* SOURCE MATERIAL *
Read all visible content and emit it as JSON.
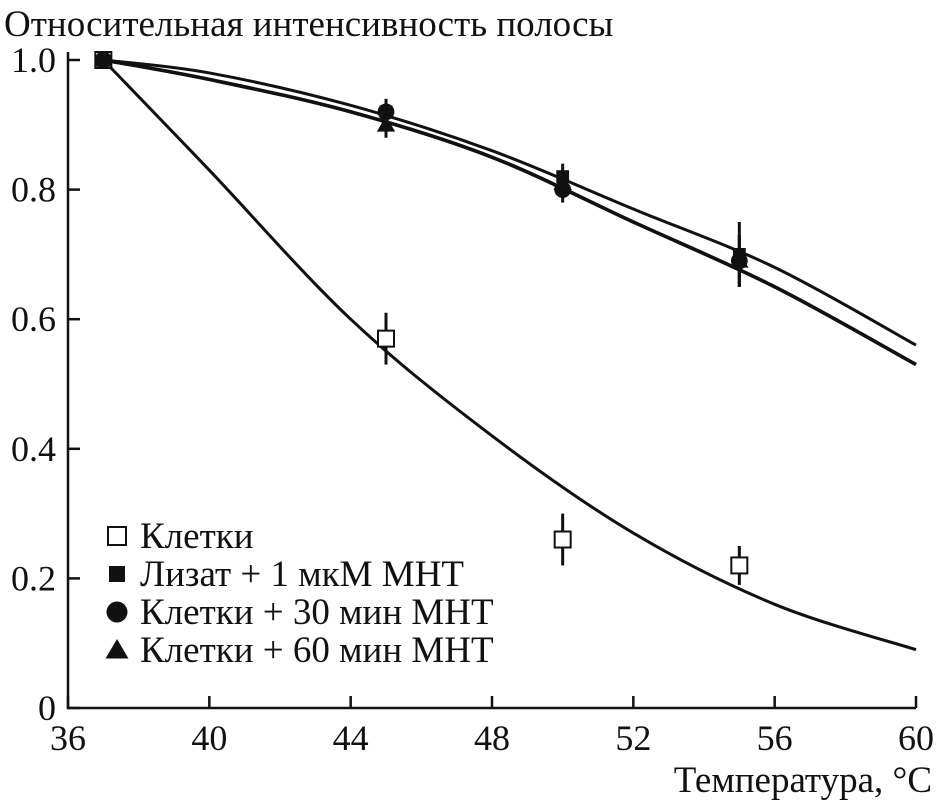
{
  "chart_data": {
    "type": "scatter",
    "title": "",
    "ylabel": "Относительная интенсивность полосы",
    "xlabel": "Температура, °С",
    "xlim": [
      36,
      60
    ],
    "ylim": [
      0,
      1.0
    ],
    "x_ticks": [
      {
        "value": 36,
        "label": "36"
      },
      {
        "value": 40,
        "label": "40"
      },
      {
        "value": 44,
        "label": "44"
      },
      {
        "value": 48,
        "label": "48"
      },
      {
        "value": 52,
        "label": "52"
      },
      {
        "value": 56,
        "label": "56"
      },
      {
        "value": 60,
        "label": "60"
      }
    ],
    "y_ticks": [
      {
        "value": 0,
        "label": "0"
      },
      {
        "value": 0.2,
        "label": "0.2"
      },
      {
        "value": 0.4,
        "label": "0.4"
      },
      {
        "value": 0.6,
        "label": "0.6"
      },
      {
        "value": 0.8,
        "label": "0.8"
      },
      {
        "value": 1.0,
        "label": "1.0"
      }
    ],
    "grid": false,
    "legend_position": "bottom-left",
    "series": [
      {
        "name": "Клетки",
        "marker": "open-square",
        "points": [
          {
            "x": 37,
            "y": 1.0,
            "err": 0.0
          },
          {
            "x": 45,
            "y": 0.57,
            "err": 0.04
          },
          {
            "x": 50,
            "y": 0.26,
            "err": 0.04
          },
          {
            "x": 55,
            "y": 0.22,
            "err": 0.03
          }
        ],
        "curve": [
          {
            "x": 37,
            "y": 1.0
          },
          {
            "x": 40,
            "y": 0.83
          },
          {
            "x": 44,
            "y": 0.6
          },
          {
            "x": 48,
            "y": 0.42
          },
          {
            "x": 52,
            "y": 0.27
          },
          {
            "x": 56,
            "y": 0.16
          },
          {
            "x": 60,
            "y": 0.09
          }
        ]
      },
      {
        "name": "Лизат + 1 мкМ МНТ",
        "marker": "filled-square",
        "points": [
          {
            "x": 37,
            "y": 1.0,
            "err": 0.0
          },
          {
            "x": 45,
            "y": 0.92,
            "err": 0.02
          },
          {
            "x": 50,
            "y": 0.82,
            "err": 0.02
          },
          {
            "x": 55,
            "y": 0.7,
            "err": 0.05
          }
        ],
        "curve": [
          {
            "x": 37,
            "y": 1.0
          },
          {
            "x": 40,
            "y": 0.98
          },
          {
            "x": 44,
            "y": 0.93
          },
          {
            "x": 48,
            "y": 0.86
          },
          {
            "x": 52,
            "y": 0.77
          },
          {
            "x": 56,
            "y": 0.68
          },
          {
            "x": 60,
            "y": 0.56
          }
        ]
      },
      {
        "name": "Клетки + 30 мин МНТ",
        "marker": "filled-circle",
        "points": [
          {
            "x": 37,
            "y": 1.0,
            "err": 0.0
          },
          {
            "x": 45,
            "y": 0.92,
            "err": 0.02
          },
          {
            "x": 50,
            "y": 0.8,
            "err": 0.02
          },
          {
            "x": 55,
            "y": 0.69,
            "err": 0.04
          }
        ],
        "curve": [
          {
            "x": 37,
            "y": 1.0
          },
          {
            "x": 40,
            "y": 0.97
          },
          {
            "x": 44,
            "y": 0.92
          },
          {
            "x": 48,
            "y": 0.85
          },
          {
            "x": 52,
            "y": 0.75
          },
          {
            "x": 56,
            "y": 0.65
          },
          {
            "x": 60,
            "y": 0.53
          }
        ]
      },
      {
        "name": "Клетки + 60 мин МНТ",
        "marker": "filled-triangle",
        "points": [
          {
            "x": 37,
            "y": 1.0,
            "err": 0.0
          },
          {
            "x": 45,
            "y": 0.9,
            "err": 0.02
          },
          {
            "x": 50,
            "y": 0.81,
            "err": 0.02
          },
          {
            "x": 55,
            "y": 0.69,
            "err": 0.04
          }
        ],
        "curve": [
          {
            "x": 37,
            "y": 1.0
          },
          {
            "x": 40,
            "y": 0.97
          },
          {
            "x": 44,
            "y": 0.92
          },
          {
            "x": 48,
            "y": 0.85
          },
          {
            "x": 52,
            "y": 0.75
          },
          {
            "x": 56,
            "y": 0.65
          },
          {
            "x": 60,
            "y": 0.53
          }
        ]
      }
    ]
  }
}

* GOAL *
Skip the pictures, then retype every line above exactly.

* ANSWER *
Read all visible content and emit it as JSON.
{
  "chart_data": {
    "type": "scatter",
    "title": "",
    "ylabel": "Относительная интенсивность полосы",
    "xlabel": "Температура, °С",
    "xlim": [
      36,
      60
    ],
    "ylim": [
      0,
      1.0
    ],
    "x_ticks": [
      {
        "value": 36,
        "label": "36"
      },
      {
        "value": 40,
        "label": "40"
      },
      {
        "value": 44,
        "label": "44"
      },
      {
        "value": 48,
        "label": "48"
      },
      {
        "value": 52,
        "label": "52"
      },
      {
        "value": 56,
        "label": "56"
      },
      {
        "value": 60,
        "label": "60"
      }
    ],
    "y_ticks": [
      {
        "value": 0,
        "label": "0"
      },
      {
        "value": 0.2,
        "label": "0.2"
      },
      {
        "value": 0.4,
        "label": "0.4"
      },
      {
        "value": 0.6,
        "label": "0.6"
      },
      {
        "value": 0.8,
        "label": "0.8"
      },
      {
        "value": 1.0,
        "label": "1.0"
      }
    ],
    "grid": false,
    "legend_position": "bottom-left",
    "series": [
      {
        "name": "Клетки",
        "marker": "open-square",
        "points": [
          {
            "x": 37,
            "y": 1.0,
            "err": 0.0
          },
          {
            "x": 45,
            "y": 0.57,
            "err": 0.04
          },
          {
            "x": 50,
            "y": 0.26,
            "err": 0.04
          },
          {
            "x": 55,
            "y": 0.22,
            "err": 0.03
          }
        ],
        "curve": [
          {
            "x": 37,
            "y": 1.0
          },
          {
            "x": 40,
            "y": 0.83
          },
          {
            "x": 44,
            "y": 0.6
          },
          {
            "x": 48,
            "y": 0.42
          },
          {
            "x": 52,
            "y": 0.27
          },
          {
            "x": 56,
            "y": 0.16
          },
          {
            "x": 60,
            "y": 0.09
          }
        ]
      },
      {
        "name": "Лизат + 1 мкМ МНТ",
        "marker": "filled-square",
        "points": [
          {
            "x": 37,
            "y": 1.0,
            "err": 0.0
          },
          {
            "x": 45,
            "y": 0.92,
            "err": 0.02
          },
          {
            "x": 50,
            "y": 0.82,
            "err": 0.02
          },
          {
            "x": 55,
            "y": 0.7,
            "err": 0.05
          }
        ],
        "curve": [
          {
            "x": 37,
            "y": 1.0
          },
          {
            "x": 40,
            "y": 0.98
          },
          {
            "x": 44,
            "y": 0.93
          },
          {
            "x": 48,
            "y": 0.86
          },
          {
            "x": 52,
            "y": 0.77
          },
          {
            "x": 56,
            "y": 0.68
          },
          {
            "x": 60,
            "y": 0.56
          }
        ]
      },
      {
        "name": "Клетки + 30 мин МНТ",
        "marker": "filled-circle",
        "points": [
          {
            "x": 37,
            "y": 1.0,
            "err": 0.0
          },
          {
            "x": 45,
            "y": 0.92,
            "err": 0.02
          },
          {
            "x": 50,
            "y": 0.8,
            "err": 0.02
          },
          {
            "x": 55,
            "y": 0.69,
            "err": 0.04
          }
        ],
        "curve": [
          {
            "x": 37,
            "y": 1.0
          },
          {
            "x": 40,
            "y": 0.97
          },
          {
            "x": 44,
            "y": 0.92
          },
          {
            "x": 48,
            "y": 0.85
          },
          {
            "x": 52,
            "y": 0.75
          },
          {
            "x": 56,
            "y": 0.65
          },
          {
            "x": 60,
            "y": 0.53
          }
        ]
      },
      {
        "name": "Клетки + 60 мин МНТ",
        "marker": "filled-triangle",
        "points": [
          {
            "x": 37,
            "y": 1.0,
            "err": 0.0
          },
          {
            "x": 45,
            "y": 0.9,
            "err": 0.02
          },
          {
            "x": 50,
            "y": 0.81,
            "err": 0.02
          },
          {
            "x": 55,
            "y": 0.69,
            "err": 0.04
          }
        ],
        "curve": [
          {
            "x": 37,
            "y": 1.0
          },
          {
            "x": 40,
            "y": 0.97
          },
          {
            "x": 44,
            "y": 0.92
          },
          {
            "x": 48,
            "y": 0.85
          },
          {
            "x": 52,
            "y": 0.75
          },
          {
            "x": 56,
            "y": 0.65
          },
          {
            "x": 60,
            "y": 0.53
          }
        ]
      }
    ]
  }
}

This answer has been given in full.